■ **WRITTEN REQUEST**: Restate the listing below word for word, omitting any images.

-- START RECORDS FOR THE EXERCISE --

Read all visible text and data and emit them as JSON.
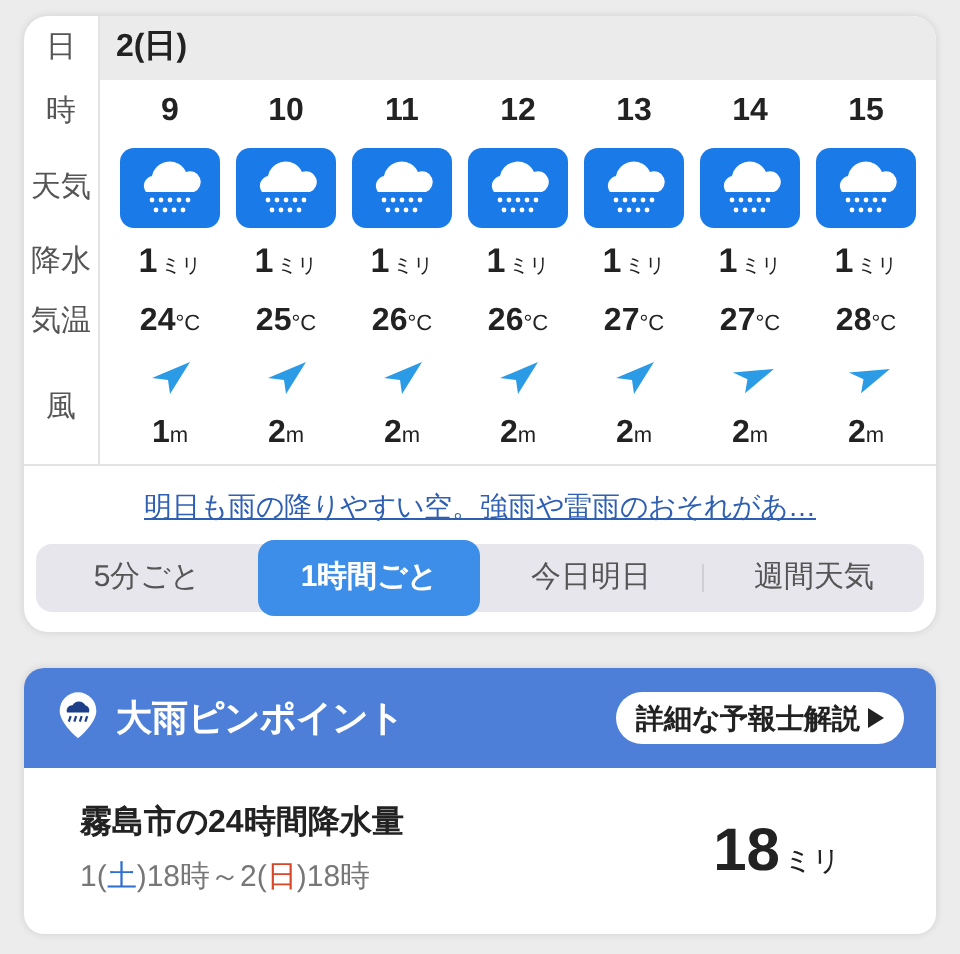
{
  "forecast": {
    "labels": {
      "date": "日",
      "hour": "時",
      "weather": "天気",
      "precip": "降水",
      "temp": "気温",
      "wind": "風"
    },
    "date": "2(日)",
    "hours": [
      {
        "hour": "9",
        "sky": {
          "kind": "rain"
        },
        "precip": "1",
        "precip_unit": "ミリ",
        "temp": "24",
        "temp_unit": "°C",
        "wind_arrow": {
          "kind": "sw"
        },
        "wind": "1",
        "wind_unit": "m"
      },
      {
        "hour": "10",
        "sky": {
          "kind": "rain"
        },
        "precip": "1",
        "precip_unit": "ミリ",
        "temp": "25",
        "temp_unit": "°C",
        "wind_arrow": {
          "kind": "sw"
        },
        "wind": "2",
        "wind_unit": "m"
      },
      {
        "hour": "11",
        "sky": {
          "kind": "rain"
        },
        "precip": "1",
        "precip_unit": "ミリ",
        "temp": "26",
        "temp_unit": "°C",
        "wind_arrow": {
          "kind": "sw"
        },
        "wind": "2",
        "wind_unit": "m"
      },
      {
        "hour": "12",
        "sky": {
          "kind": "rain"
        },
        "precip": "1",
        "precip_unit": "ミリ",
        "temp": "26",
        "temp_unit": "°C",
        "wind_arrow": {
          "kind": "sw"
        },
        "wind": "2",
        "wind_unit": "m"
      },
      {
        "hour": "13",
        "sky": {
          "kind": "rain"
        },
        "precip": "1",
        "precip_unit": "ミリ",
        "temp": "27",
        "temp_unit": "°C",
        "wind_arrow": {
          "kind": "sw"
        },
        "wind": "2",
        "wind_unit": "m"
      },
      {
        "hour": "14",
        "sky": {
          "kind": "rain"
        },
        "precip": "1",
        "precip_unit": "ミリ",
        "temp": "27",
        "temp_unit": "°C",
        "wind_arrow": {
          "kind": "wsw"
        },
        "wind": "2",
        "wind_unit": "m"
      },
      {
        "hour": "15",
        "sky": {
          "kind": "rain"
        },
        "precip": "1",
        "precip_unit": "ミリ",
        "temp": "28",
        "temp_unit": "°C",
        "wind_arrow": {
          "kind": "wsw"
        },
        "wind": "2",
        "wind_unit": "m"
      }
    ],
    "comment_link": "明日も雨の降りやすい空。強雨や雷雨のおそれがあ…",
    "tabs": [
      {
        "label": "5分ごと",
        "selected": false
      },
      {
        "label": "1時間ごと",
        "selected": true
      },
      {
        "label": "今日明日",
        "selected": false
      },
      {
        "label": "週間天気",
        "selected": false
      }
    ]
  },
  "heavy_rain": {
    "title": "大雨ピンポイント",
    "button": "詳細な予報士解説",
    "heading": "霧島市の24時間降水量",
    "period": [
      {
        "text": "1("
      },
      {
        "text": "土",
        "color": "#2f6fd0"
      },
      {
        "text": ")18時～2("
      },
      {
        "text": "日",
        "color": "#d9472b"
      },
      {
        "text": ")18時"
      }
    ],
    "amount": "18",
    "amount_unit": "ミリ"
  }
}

-- END RECORDS FOR THE EXERCISE --

■ **RESULT OF THIS TASK**:
Read all visible text and data and emit them as JSON.
{
  "forecast": {
    "labels": {
      "date": "日",
      "hour": "時",
      "weather": "天気",
      "precip": "降水",
      "temp": "気温",
      "wind": "風"
    },
    "date": "2(日)",
    "hours": [
      {
        "hour": "9",
        "sky": {
          "kind": "rain"
        },
        "precip": "1",
        "precip_unit": "ミリ",
        "temp": "24",
        "temp_unit": "°C",
        "wind_arrow": {
          "kind": "sw"
        },
        "wind": "1",
        "wind_unit": "m"
      },
      {
        "hour": "10",
        "sky": {
          "kind": "rain"
        },
        "precip": "1",
        "precip_unit": "ミリ",
        "temp": "25",
        "temp_unit": "°C",
        "wind_arrow": {
          "kind": "sw"
        },
        "wind": "2",
        "wind_unit": "m"
      },
      {
        "hour": "11",
        "sky": {
          "kind": "rain"
        },
        "precip": "1",
        "precip_unit": "ミリ",
        "temp": "26",
        "temp_unit": "°C",
        "wind_arrow": {
          "kind": "sw"
        },
        "wind": "2",
        "wind_unit": "m"
      },
      {
        "hour": "12",
        "sky": {
          "kind": "rain"
        },
        "precip": "1",
        "precip_unit": "ミリ",
        "temp": "26",
        "temp_unit": "°C",
        "wind_arrow": {
          "kind": "sw"
        },
        "wind": "2",
        "wind_unit": "m"
      },
      {
        "hour": "13",
        "sky": {
          "kind": "rain"
        },
        "precip": "1",
        "precip_unit": "ミリ",
        "temp": "27",
        "temp_unit": "°C",
        "wind_arrow": {
          "kind": "sw"
        },
        "wind": "2",
        "wind_unit": "m"
      },
      {
        "hour": "14",
        "sky": {
          "kind": "rain"
        },
        "precip": "1",
        "precip_unit": "ミリ",
        "temp": "27",
        "temp_unit": "°C",
        "wind_arrow": {
          "kind": "wsw"
        },
        "wind": "2",
        "wind_unit": "m"
      },
      {
        "hour": "15",
        "sky": {
          "kind": "rain"
        },
        "precip": "1",
        "precip_unit": "ミリ",
        "temp": "28",
        "temp_unit": "°C",
        "wind_arrow": {
          "kind": "wsw"
        },
        "wind": "2",
        "wind_unit": "m"
      }
    ],
    "comment_link": "明日も雨の降りやすい空。強雨や雷雨のおそれがあ…",
    "tabs": [
      {
        "label": "5分ごと",
        "selected": false
      },
      {
        "label": "1時間ごと",
        "selected": true
      },
      {
        "label": "今日明日",
        "selected": false
      },
      {
        "label": "週間天気",
        "selected": false
      }
    ]
  },
  "heavy_rain": {
    "title": "大雨ピンポイント",
    "button": "詳細な予報士解説",
    "heading": "霧島市の24時間降水量",
    "period": [
      {
        "text": "1("
      },
      {
        "text": "土",
        "color": "#2f6fd0"
      },
      {
        "text": ")18時～2("
      },
      {
        "text": "日",
        "color": "#d9472b"
      },
      {
        "text": ")18時"
      }
    ],
    "amount": "18",
    "amount_unit": "ミリ"
  }
}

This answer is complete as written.